Exercise aim: For the word "Houston", return each line of the data in which it occurs.

━━━━━ Data provided

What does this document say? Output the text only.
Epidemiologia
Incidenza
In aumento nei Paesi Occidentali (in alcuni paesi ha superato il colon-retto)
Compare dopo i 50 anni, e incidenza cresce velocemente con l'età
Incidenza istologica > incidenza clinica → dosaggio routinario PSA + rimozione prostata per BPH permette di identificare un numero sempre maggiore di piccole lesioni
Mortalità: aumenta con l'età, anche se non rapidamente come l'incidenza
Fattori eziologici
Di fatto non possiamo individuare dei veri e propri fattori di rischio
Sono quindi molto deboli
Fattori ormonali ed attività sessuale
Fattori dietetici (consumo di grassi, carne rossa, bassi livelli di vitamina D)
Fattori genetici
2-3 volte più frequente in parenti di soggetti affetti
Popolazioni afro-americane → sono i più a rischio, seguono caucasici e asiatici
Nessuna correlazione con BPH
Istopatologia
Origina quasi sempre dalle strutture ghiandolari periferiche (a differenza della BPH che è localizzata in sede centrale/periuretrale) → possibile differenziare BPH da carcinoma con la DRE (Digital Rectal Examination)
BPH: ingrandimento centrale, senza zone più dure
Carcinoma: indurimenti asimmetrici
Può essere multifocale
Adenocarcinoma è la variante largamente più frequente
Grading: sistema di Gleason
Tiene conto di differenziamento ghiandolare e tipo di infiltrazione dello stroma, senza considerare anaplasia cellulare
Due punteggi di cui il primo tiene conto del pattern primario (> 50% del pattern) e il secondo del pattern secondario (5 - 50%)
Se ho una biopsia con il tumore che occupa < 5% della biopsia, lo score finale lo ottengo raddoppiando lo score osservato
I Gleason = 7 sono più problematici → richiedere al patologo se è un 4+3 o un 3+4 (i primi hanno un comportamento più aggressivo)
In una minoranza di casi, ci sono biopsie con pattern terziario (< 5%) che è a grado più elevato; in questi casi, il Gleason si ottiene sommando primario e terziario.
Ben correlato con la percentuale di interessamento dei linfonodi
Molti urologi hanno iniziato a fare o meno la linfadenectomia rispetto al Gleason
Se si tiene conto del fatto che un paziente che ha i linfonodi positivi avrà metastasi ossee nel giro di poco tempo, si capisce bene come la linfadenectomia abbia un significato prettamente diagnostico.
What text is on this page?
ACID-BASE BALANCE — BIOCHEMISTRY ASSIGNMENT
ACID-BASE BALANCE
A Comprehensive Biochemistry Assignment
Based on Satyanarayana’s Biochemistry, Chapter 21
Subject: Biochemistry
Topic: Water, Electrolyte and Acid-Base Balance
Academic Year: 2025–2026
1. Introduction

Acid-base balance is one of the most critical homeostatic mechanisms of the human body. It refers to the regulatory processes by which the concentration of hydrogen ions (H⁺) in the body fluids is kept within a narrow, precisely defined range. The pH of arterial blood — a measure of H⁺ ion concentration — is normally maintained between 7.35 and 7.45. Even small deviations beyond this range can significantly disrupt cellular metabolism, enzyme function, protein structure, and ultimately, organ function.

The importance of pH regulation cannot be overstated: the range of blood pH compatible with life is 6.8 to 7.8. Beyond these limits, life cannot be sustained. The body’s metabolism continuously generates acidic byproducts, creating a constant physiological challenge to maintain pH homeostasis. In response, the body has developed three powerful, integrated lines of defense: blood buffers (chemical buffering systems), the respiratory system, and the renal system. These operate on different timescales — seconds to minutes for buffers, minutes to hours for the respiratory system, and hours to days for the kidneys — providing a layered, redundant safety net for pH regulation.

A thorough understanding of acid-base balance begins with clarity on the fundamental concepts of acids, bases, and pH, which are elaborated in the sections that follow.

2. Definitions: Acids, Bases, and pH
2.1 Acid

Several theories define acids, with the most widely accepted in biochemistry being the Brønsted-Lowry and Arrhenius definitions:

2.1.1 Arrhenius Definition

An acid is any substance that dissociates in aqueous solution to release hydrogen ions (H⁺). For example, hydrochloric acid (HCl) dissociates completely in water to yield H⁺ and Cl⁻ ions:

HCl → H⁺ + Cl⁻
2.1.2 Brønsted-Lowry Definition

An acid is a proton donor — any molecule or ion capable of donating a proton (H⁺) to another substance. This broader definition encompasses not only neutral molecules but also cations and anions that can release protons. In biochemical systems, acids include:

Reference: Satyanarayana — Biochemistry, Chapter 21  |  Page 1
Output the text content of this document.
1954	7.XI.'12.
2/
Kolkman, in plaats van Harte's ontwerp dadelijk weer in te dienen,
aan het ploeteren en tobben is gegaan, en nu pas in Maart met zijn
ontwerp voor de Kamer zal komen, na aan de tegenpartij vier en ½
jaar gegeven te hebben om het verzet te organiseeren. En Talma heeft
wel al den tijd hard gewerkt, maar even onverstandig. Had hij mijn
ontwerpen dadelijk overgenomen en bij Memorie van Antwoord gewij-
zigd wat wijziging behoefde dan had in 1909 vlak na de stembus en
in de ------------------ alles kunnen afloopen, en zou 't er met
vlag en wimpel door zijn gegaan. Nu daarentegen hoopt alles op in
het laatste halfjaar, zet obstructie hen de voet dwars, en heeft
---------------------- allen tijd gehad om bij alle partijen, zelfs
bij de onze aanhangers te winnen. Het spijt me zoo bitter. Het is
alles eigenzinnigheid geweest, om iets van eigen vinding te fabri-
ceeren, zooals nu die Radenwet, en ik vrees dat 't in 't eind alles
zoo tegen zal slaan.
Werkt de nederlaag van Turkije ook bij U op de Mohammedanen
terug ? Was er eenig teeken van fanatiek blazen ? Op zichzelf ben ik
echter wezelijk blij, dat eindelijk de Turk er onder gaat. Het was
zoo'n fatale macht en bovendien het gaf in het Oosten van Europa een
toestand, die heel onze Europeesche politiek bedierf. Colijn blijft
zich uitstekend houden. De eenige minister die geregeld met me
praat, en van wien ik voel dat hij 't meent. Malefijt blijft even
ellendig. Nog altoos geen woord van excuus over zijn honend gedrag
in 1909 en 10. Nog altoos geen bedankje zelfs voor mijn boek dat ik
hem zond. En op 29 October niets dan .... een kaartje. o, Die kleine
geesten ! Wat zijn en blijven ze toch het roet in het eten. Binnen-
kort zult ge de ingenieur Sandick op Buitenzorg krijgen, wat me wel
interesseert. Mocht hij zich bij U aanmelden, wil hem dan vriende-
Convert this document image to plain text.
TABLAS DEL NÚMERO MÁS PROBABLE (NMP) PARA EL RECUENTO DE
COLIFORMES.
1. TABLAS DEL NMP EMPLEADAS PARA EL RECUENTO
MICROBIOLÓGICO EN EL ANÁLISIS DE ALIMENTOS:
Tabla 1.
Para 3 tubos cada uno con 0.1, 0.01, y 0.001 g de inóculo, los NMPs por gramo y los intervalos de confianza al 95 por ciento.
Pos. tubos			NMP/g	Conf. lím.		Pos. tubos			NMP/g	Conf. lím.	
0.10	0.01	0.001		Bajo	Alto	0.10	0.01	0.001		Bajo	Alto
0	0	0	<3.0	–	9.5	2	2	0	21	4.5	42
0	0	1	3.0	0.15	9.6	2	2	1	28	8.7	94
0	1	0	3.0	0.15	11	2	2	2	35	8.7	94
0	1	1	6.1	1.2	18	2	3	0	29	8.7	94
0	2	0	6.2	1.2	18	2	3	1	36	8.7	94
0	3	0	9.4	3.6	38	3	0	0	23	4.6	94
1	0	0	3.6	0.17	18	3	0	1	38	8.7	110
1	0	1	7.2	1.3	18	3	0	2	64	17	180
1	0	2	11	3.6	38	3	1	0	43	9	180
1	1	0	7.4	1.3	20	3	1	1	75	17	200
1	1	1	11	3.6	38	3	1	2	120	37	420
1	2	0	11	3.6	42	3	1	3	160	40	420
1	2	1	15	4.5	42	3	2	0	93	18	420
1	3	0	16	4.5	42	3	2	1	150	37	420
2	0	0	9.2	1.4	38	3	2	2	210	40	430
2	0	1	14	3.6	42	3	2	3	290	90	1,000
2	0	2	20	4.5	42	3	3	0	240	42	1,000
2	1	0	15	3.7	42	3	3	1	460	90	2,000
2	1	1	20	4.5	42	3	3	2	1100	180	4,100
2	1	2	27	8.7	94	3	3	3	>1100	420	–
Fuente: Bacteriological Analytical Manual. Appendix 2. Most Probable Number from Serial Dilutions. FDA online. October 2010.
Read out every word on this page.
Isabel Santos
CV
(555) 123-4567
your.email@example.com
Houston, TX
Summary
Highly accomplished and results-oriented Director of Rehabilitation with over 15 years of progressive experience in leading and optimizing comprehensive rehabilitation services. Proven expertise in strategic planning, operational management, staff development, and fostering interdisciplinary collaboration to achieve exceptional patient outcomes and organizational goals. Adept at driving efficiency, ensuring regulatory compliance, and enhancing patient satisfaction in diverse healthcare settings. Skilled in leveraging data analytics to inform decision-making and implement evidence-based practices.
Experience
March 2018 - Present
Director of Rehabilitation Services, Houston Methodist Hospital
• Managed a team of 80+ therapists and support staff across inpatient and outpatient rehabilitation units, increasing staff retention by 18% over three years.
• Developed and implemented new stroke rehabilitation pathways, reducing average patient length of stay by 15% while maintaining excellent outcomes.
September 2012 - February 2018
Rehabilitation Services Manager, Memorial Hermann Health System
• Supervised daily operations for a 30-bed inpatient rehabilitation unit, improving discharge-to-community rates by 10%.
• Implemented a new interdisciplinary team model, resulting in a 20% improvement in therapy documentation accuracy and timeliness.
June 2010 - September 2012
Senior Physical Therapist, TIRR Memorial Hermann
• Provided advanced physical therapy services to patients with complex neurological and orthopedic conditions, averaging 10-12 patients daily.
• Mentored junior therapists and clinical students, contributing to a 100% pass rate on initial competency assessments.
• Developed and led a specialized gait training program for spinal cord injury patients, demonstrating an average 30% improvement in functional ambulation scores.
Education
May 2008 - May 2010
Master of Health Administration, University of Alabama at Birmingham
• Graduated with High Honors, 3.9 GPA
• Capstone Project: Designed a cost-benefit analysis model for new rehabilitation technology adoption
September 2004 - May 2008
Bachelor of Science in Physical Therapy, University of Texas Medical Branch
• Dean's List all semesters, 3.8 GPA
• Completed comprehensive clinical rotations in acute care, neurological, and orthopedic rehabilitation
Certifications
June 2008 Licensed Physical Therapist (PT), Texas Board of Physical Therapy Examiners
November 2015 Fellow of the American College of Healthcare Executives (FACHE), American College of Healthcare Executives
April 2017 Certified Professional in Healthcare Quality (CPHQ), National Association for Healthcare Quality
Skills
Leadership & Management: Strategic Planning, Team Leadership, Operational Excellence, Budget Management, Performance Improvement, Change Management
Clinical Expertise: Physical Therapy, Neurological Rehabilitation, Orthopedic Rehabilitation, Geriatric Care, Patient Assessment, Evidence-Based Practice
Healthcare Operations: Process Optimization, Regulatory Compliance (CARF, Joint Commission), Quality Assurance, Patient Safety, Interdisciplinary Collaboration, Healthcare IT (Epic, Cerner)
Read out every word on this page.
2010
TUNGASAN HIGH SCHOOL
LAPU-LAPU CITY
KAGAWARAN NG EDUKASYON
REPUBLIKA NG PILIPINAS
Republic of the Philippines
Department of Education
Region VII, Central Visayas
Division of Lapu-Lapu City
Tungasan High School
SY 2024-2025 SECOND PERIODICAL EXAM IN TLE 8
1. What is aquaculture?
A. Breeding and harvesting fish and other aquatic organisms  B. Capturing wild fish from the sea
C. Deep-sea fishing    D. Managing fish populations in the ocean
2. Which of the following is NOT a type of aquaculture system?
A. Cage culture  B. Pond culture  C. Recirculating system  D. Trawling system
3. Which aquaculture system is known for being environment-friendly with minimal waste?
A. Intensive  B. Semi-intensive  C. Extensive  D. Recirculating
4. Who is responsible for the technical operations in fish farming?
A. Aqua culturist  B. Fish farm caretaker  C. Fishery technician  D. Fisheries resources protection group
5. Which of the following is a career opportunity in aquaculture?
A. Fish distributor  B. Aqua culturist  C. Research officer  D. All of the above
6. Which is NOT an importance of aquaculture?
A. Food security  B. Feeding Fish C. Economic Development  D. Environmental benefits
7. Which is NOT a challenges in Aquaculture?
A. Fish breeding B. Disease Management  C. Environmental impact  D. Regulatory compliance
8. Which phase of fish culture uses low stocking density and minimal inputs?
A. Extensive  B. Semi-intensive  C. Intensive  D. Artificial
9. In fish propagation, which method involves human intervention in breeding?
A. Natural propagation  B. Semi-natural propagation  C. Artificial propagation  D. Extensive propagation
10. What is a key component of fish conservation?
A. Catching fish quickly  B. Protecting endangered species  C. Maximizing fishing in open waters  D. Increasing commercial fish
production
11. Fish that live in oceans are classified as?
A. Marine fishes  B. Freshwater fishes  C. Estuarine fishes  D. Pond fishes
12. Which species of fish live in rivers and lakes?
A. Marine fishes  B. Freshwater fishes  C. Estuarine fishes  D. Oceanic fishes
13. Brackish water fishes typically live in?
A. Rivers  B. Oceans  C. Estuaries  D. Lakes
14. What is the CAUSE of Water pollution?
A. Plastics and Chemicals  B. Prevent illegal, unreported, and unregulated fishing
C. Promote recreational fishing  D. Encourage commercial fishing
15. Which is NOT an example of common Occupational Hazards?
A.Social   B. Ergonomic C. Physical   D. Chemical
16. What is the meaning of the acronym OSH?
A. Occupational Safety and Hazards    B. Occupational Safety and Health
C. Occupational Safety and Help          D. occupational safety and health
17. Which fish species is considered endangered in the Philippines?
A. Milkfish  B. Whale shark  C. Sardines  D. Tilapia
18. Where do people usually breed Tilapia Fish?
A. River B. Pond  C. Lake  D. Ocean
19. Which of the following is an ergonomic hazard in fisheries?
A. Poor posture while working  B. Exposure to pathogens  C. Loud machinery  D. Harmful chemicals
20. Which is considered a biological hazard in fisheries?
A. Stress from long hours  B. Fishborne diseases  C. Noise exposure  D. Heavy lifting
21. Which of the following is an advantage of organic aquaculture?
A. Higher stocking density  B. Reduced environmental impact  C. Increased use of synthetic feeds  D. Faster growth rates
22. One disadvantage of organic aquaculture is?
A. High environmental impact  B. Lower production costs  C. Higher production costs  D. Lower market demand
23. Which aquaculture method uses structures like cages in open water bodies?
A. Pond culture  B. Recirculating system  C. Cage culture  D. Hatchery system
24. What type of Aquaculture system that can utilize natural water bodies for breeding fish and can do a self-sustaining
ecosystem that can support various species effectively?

━━━━━━━━━━

Written response:
Houston, TX
Director of Rehabilitation Services, Houston Methodist Hospital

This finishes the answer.